• DATA FOR ANALYSIS:
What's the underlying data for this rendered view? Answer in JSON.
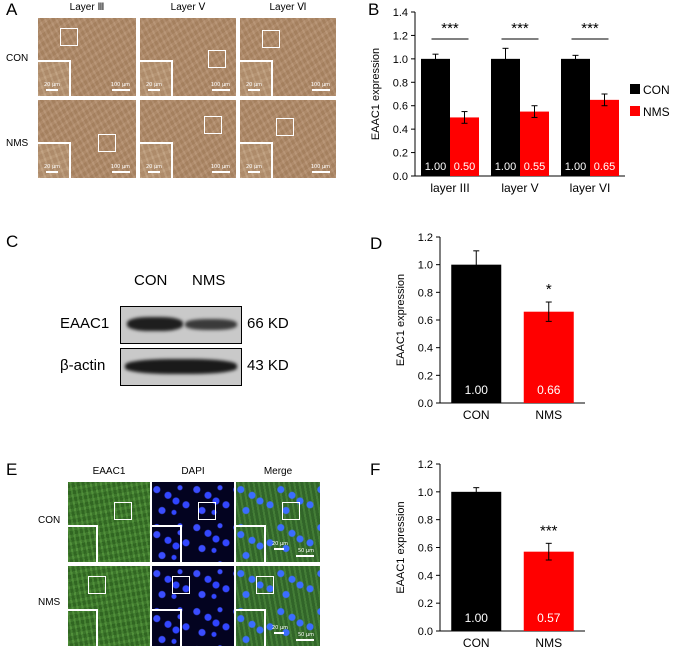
{
  "panels": {
    "A": {
      "letter": "A",
      "columns": [
        "Layer Ⅲ",
        "Layer Ⅴ",
        "Layer Ⅵ"
      ],
      "rows": [
        "CON",
        "NMS"
      ],
      "scale_main": "100 μm",
      "scale_inset": "20 μm"
    },
    "C": {
      "letter": "C",
      "lanes": [
        "CON",
        "NMS"
      ],
      "proteins": [
        {
          "name": "EAAC1",
          "size": "66 KD"
        },
        {
          "name": "β-actin",
          "size": "43 KD"
        }
      ]
    },
    "E": {
      "letter": "E",
      "columns": [
        "EAAC1",
        "DAPI",
        "Merge"
      ],
      "rows": [
        "CON",
        "NMS"
      ],
      "scale_main": "50 μm",
      "scale_inset": "20 μm"
    }
  },
  "legend": {
    "items": [
      {
        "label": "CON",
        "color": "#000000"
      },
      {
        "label": "NMS",
        "color": "#ff0000"
      }
    ]
  },
  "chart_data": [
    {
      "id": "B",
      "letter": "B",
      "type": "bar",
      "ylabel": "EAAC1 expression",
      "ylim": [
        0,
        1.4
      ],
      "yticks": [
        "0.0",
        "0.2",
        "0.4",
        "0.6",
        "0.8",
        "1.0",
        "1.2",
        "1.4"
      ],
      "categories": [
        "layer III",
        "layer V",
        "layer VI"
      ],
      "series": [
        {
          "name": "CON",
          "color": "#000000",
          "values": [
            1.0,
            1.0,
            1.0
          ],
          "errors": [
            0.04,
            0.09,
            0.03
          ],
          "labels": [
            "1.00",
            "1.00",
            "1.00"
          ]
        },
        {
          "name": "NMS",
          "color": "#ff0000",
          "values": [
            0.5,
            0.55,
            0.65
          ],
          "errors": [
            0.05,
            0.05,
            0.05
          ],
          "labels": [
            "0.50",
            "0.55",
            "0.65"
          ]
        }
      ],
      "significance": [
        "***",
        "***",
        "***"
      ],
      "legend": "right",
      "grid": false
    },
    {
      "id": "D",
      "letter": "D",
      "type": "bar",
      "ylabel": "EAAC1 expression",
      "ylim": [
        0,
        1.2
      ],
      "yticks": [
        "0.0",
        "0.2",
        "0.4",
        "0.6",
        "0.8",
        "1.0",
        "1.2"
      ],
      "categories": [
        "CON",
        "NMS"
      ],
      "values": [
        1.0,
        0.66
      ],
      "errors": [
        0.1,
        0.07
      ],
      "colors": [
        "#000000",
        "#ff0000"
      ],
      "labels": [
        "1.00",
        "0.66"
      ],
      "significance": "*",
      "grid": false
    },
    {
      "id": "F",
      "letter": "F",
      "type": "bar",
      "ylabel": "EAAC1 expression",
      "ylim": [
        0,
        1.2
      ],
      "yticks": [
        "0.0",
        "0.2",
        "0.4",
        "0.6",
        "0.8",
        "1.0",
        "1.2"
      ],
      "categories": [
        "CON",
        "NMS"
      ],
      "values": [
        1.0,
        0.57
      ],
      "errors": [
        0.03,
        0.06
      ],
      "colors": [
        "#000000",
        "#ff0000"
      ],
      "labels": [
        "1.00",
        "0.57"
      ],
      "significance": "***",
      "grid": false
    }
  ]
}
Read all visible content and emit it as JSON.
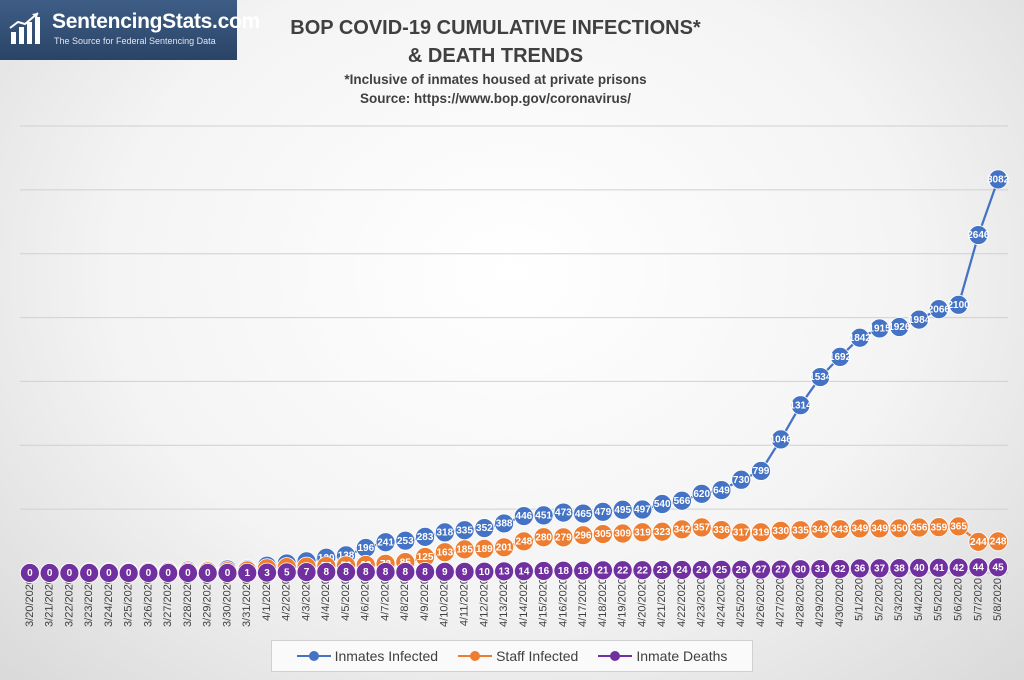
{
  "logo": {
    "name": "SentencingStats.com",
    "tagline": "The Source for Federal Sentencing Data",
    "icon": "bar-chart-trend-icon"
  },
  "chart_data": {
    "type": "line",
    "title": "BOP COVID-19 CUMULATIVE INFECTIONS* & DEATH TRENDS",
    "title_lines": [
      "BOP COVID-19 CUMULATIVE INFECTIONS*",
      "& DEATH TRENDS"
    ],
    "subtitle_lines": [
      "*Inclusive of inmates housed at private prisons",
      "Source: https://www.bop.gov/coronavirus/"
    ],
    "xlabel": "",
    "ylabel": "",
    "ylim": [
      0,
      3500
    ],
    "grid": "horizontal",
    "legend_position": "bottom",
    "categories": [
      "3/20/2020",
      "3/21/2020",
      "3/22/2020",
      "3/23/2020",
      "3/24/2020",
      "3/25/2020",
      "3/26/2020",
      "3/27/2020",
      "3/28/2020",
      "3/29/2020",
      "3/30/2020",
      "3/31/2020",
      "4/1/2020",
      "4/2/2020",
      "4/3/2020",
      "4/4/2020",
      "4/5/2020",
      "4/6/2020",
      "4/7/2020",
      "4/8/2020",
      "4/9/2020",
      "4/10/2020",
      "4/11/2020",
      "4/12/2020",
      "4/13/2020",
      "4/14/2020",
      "4/15/2020",
      "4/16/2020",
      "4/17/2020",
      "4/18/2020",
      "4/19/2020",
      "4/20/2020",
      "4/21/2020",
      "4/22/2020",
      "4/23/2020",
      "4/24/2020",
      "4/25/2020",
      "4/26/2020",
      "4/27/2020",
      "4/28/2020",
      "4/29/2020",
      "4/30/2020",
      "5/1/2020",
      "5/2/2020",
      "5/3/2020",
      "5/4/2020",
      "5/5/2020",
      "5/6/2020",
      "5/7/2020",
      "5/8/2020"
    ],
    "series": [
      {
        "name": "Inmates Infected",
        "color": "#4472c4",
        "values": [
          0,
          1,
          1,
          6,
          6,
          6,
          10,
          14,
          19,
          19,
          28,
          29,
          57,
          75,
          91,
          120,
          138,
          196,
          241,
          253,
          283,
          318,
          335,
          352,
          388,
          446,
          451,
          473,
          465,
          479,
          495,
          497,
          540,
          566,
          620,
          649,
          730,
          799,
          1046,
          1314,
          1534,
          1692,
          1842,
          1915,
          1926,
          1984,
          2066,
          2100,
          2646,
          3082
        ]
      },
      {
        "name": "Staff Infected",
        "color": "#ed7d31",
        "values": [
          0,
          0,
          0,
          0,
          0,
          0,
          8,
          9,
          10,
          12,
          14,
          20,
          37,
          46,
          50,
          54,
          59,
          63,
          72,
          85,
          125,
          163,
          185,
          189,
          201,
          248,
          280,
          279,
          296,
          305,
          309,
          319,
          323,
          342,
          357,
          336,
          317,
          319,
          330,
          335,
          343,
          343,
          349,
          349,
          350,
          356,
          359,
          365,
          244,
          248
        ]
      },
      {
        "name": "Inmate Deaths",
        "color": "#7030a0",
        "values": [
          0,
          0,
          0,
          0,
          0,
          0,
          0,
          0,
          0,
          0,
          0,
          1,
          3,
          5,
          7,
          8,
          8,
          8,
          8,
          8,
          8,
          9,
          9,
          10,
          13,
          14,
          16,
          18,
          18,
          21,
          22,
          22,
          23,
          24,
          24,
          25,
          26,
          27,
          27,
          30,
          31,
          32,
          36,
          37,
          38,
          40,
          41,
          42,
          44,
          45
        ]
      }
    ]
  }
}
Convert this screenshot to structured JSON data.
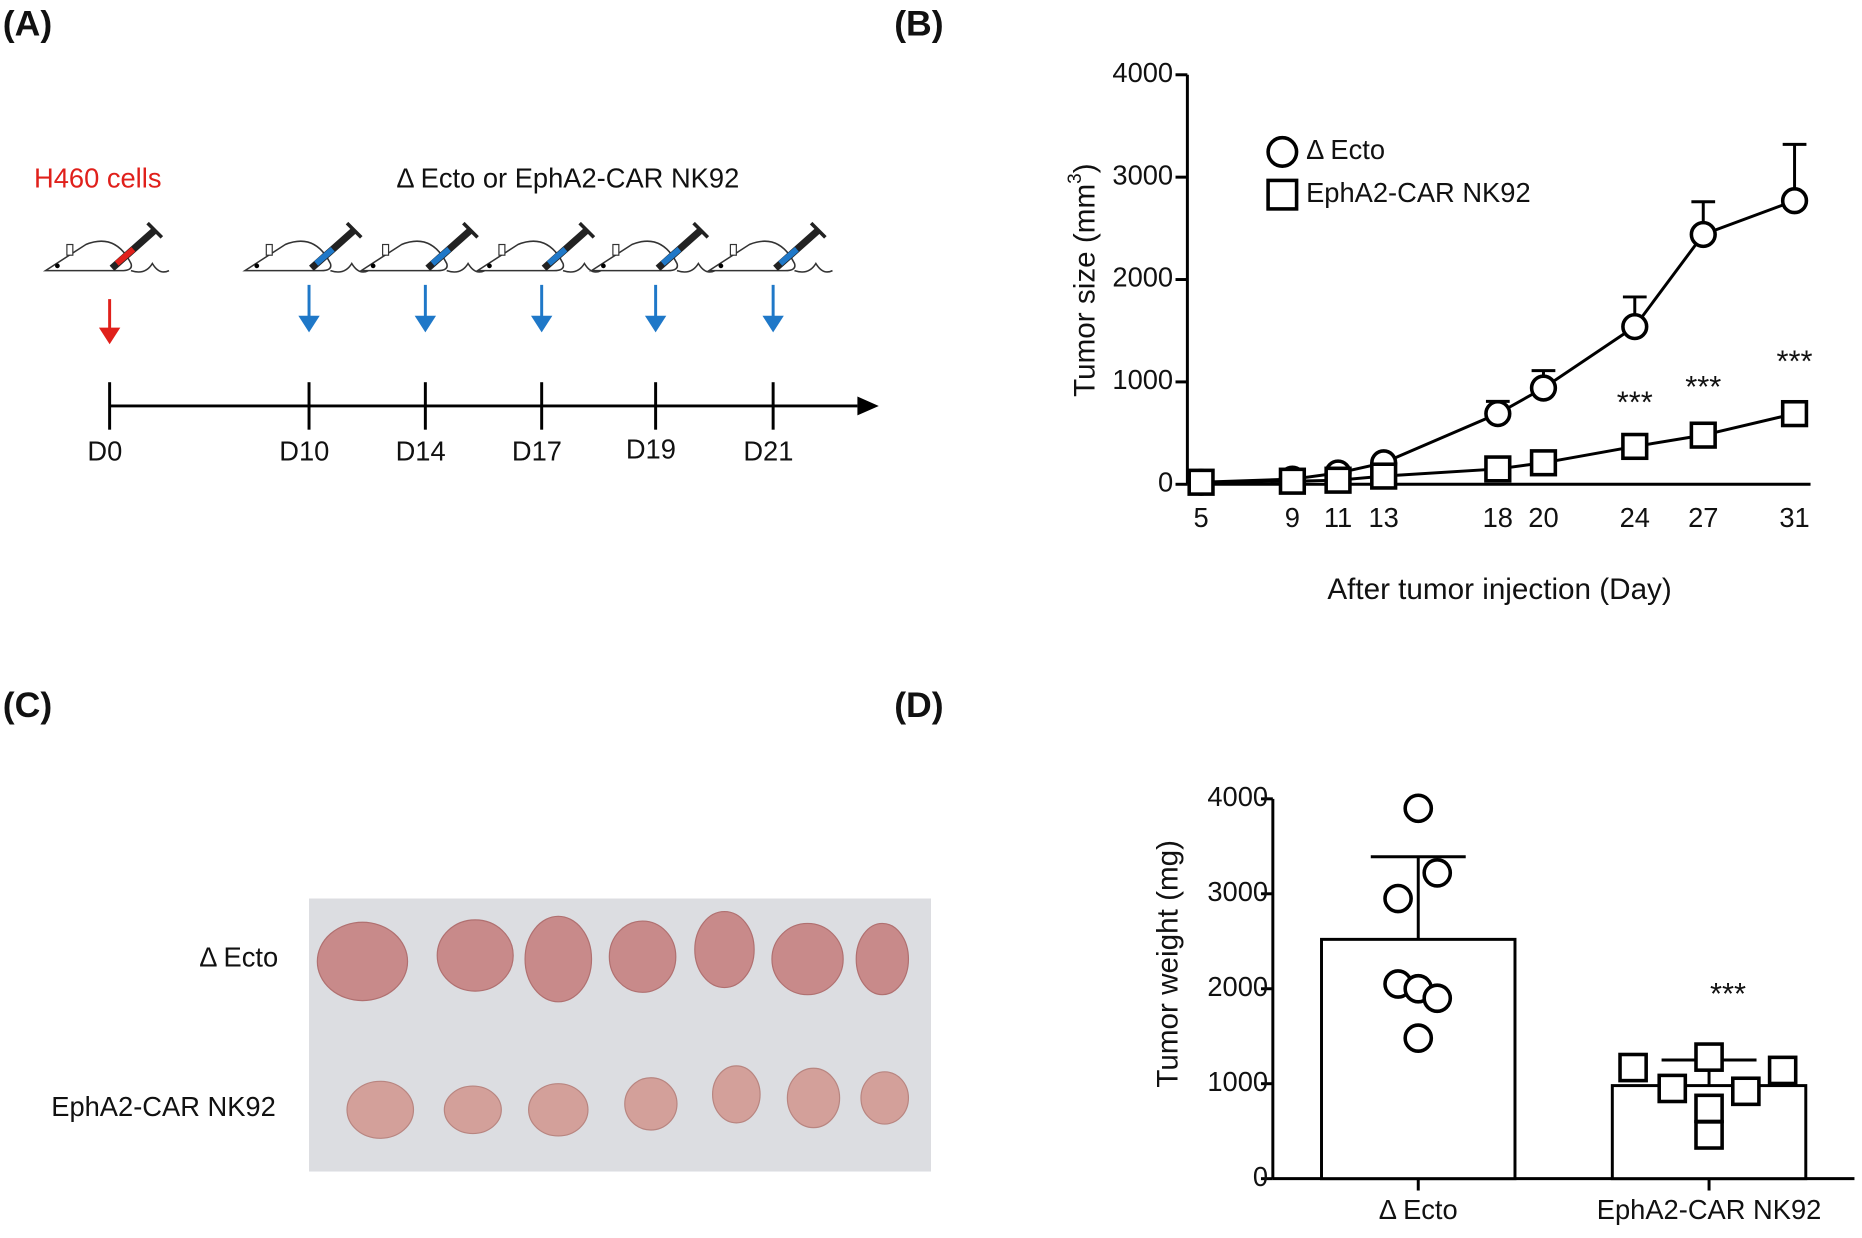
{
  "panels": [
    "(A)",
    "(B)",
    "(C)",
    "(D)"
  ],
  "timeline": {
    "cells_label": "H460 cells",
    "treatment_label": "Δ Ecto or EphA2-CAR NK92",
    "days": [
      "D0",
      "D10",
      "D14",
      "D17",
      "D19",
      "D21"
    ]
  },
  "photo": {
    "row_labels": [
      "Δ Ecto",
      "EphA2-CAR NK92"
    ]
  },
  "chart_data": [
    {
      "type": "line",
      "xlabel": "After tumor injection (Day)",
      "ylabel_parts": [
        "Tumor size (mm",
        "3",
        ")"
      ],
      "x": [
        5,
        9,
        11,
        13,
        18,
        20,
        24,
        27,
        31
      ],
      "xlim": [
        4.4,
        31.7
      ],
      "xticks": [
        5,
        9,
        11,
        13,
        18,
        20,
        24,
        27,
        31
      ],
      "ylim": [
        0,
        4000
      ],
      "yticks": [
        0,
        1000,
        2000,
        3000,
        4000
      ],
      "series": [
        {
          "name": "Δ Ecto",
          "marker": "circle",
          "color": "#000000",
          "values": [
            20,
            50,
            110,
            210,
            690,
            940,
            1540,
            2440,
            2770
          ],
          "errors": [
            null,
            null,
            null,
            null,
            120,
            170,
            290,
            320,
            550
          ]
        },
        {
          "name": "EphA2-CAR NK92",
          "marker": "square",
          "color": "#000000",
          "values": [
            20,
            30,
            40,
            80,
            150,
            210,
            370,
            480,
            690
          ]
        }
      ],
      "annotations": [
        {
          "x": 24,
          "y": 780,
          "text": "***"
        },
        {
          "x": 27,
          "y": 930,
          "text": "***"
        },
        {
          "x": 31,
          "y": 1180,
          "text": "***"
        }
      ]
    },
    {
      "type": "bar",
      "ylabel": "Tumor weight (mg)",
      "categories": [
        "Δ Ecto",
        "EphA2-CAR NK92"
      ],
      "values": [
        2520,
        980
      ],
      "errors": [
        870,
        270
      ],
      "color": "#ffffff",
      "points": [
        [
          3900,
          3220,
          2950,
          2050,
          2000,
          1900,
          1480
        ],
        [
          1170,
          1280,
          1140,
          950,
          920,
          740,
          460
        ]
      ],
      "markers": [
        "circle",
        "square"
      ],
      "ylim": [
        0,
        4000
      ],
      "yticks": [
        0,
        1000,
        2000,
        3000,
        4000
      ],
      "annotations": [
        {
          "category": 1,
          "y": 2050,
          "text": "***"
        }
      ]
    }
  ]
}
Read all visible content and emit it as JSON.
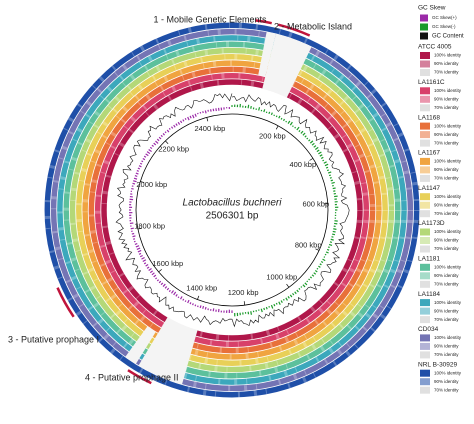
{
  "annotations": [
    "1 - Mobile Genetic Elements",
    "2 - Metabolic Island",
    "3 - Putative prophage I",
    "4 - Putative prophage II"
  ],
  "center": {
    "organism": "Lactobacillus buchneri",
    "length": "2506301 bp"
  },
  "ticks": [
    "200 kbp",
    "400 kbp",
    "600 kbp",
    "800 kbp",
    "1000 kbp",
    "1200 kbp",
    "1400 kbp",
    "1600 kbp",
    "1800 kbp",
    "2000 kbp",
    "2200 kbp",
    "2400 kbp"
  ],
  "legend": {
    "gc_skew": {
      "title": "GC Skew",
      "items": [
        {
          "label": "GC Skew(+)",
          "color": "#9b2aa8"
        },
        {
          "label": "GC Skew(-)",
          "color": "#1a9a2a"
        }
      ]
    },
    "gc_content": {
      "label": "GC Content",
      "color": "#111111"
    },
    "genomes": [
      {
        "name": "ATCC 4005",
        "color": "#b0174a",
        "levels": [
          "100% identity",
          "90% identity",
          "70% identity"
        ]
      },
      {
        "name": "LA1161C",
        "color": "#d8406a",
        "levels": [
          "100% identity",
          "90% identity",
          "70% identity"
        ]
      },
      {
        "name": "LA1168",
        "color": "#e8703a",
        "levels": [
          "100% identity",
          "90% identity",
          "70% identity"
        ]
      },
      {
        "name": "LA1167",
        "color": "#f0a440",
        "levels": [
          "100% identity",
          "90% identity",
          "70% identity"
        ]
      },
      {
        "name": "LA1147",
        "color": "#e8d058",
        "levels": [
          "100% identity",
          "90% identity",
          "70% identity"
        ]
      },
      {
        "name": "LA1173D",
        "color": "#b4d878",
        "levels": [
          "100% identity",
          "90% identity",
          "70% identity"
        ]
      },
      {
        "name": "LA1181",
        "color": "#5cc09c",
        "levels": [
          "100% identity",
          "90% identity",
          "70% identity"
        ]
      },
      {
        "name": "LA1184",
        "color": "#3ca8bc",
        "levels": [
          "100% identity",
          "90% identity",
          "70% identity"
        ]
      },
      {
        "name": "CD034",
        "color": "#7474b4",
        "levels": [
          "100% identity",
          "90% identity",
          "70% identity"
        ]
      },
      {
        "name": "NRL B-30929",
        "color": "#1f4fa8",
        "levels": [
          "100% identity",
          "90% identity",
          "70% identity"
        ]
      }
    ]
  }
}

• WHAT THE TASK ASKS: Only the lines above that hold "Infected" are wanted. Show every one of them.

• FINAL ANSWER:
        "name": "Inmates Infected",
        "name": "Staff Infected",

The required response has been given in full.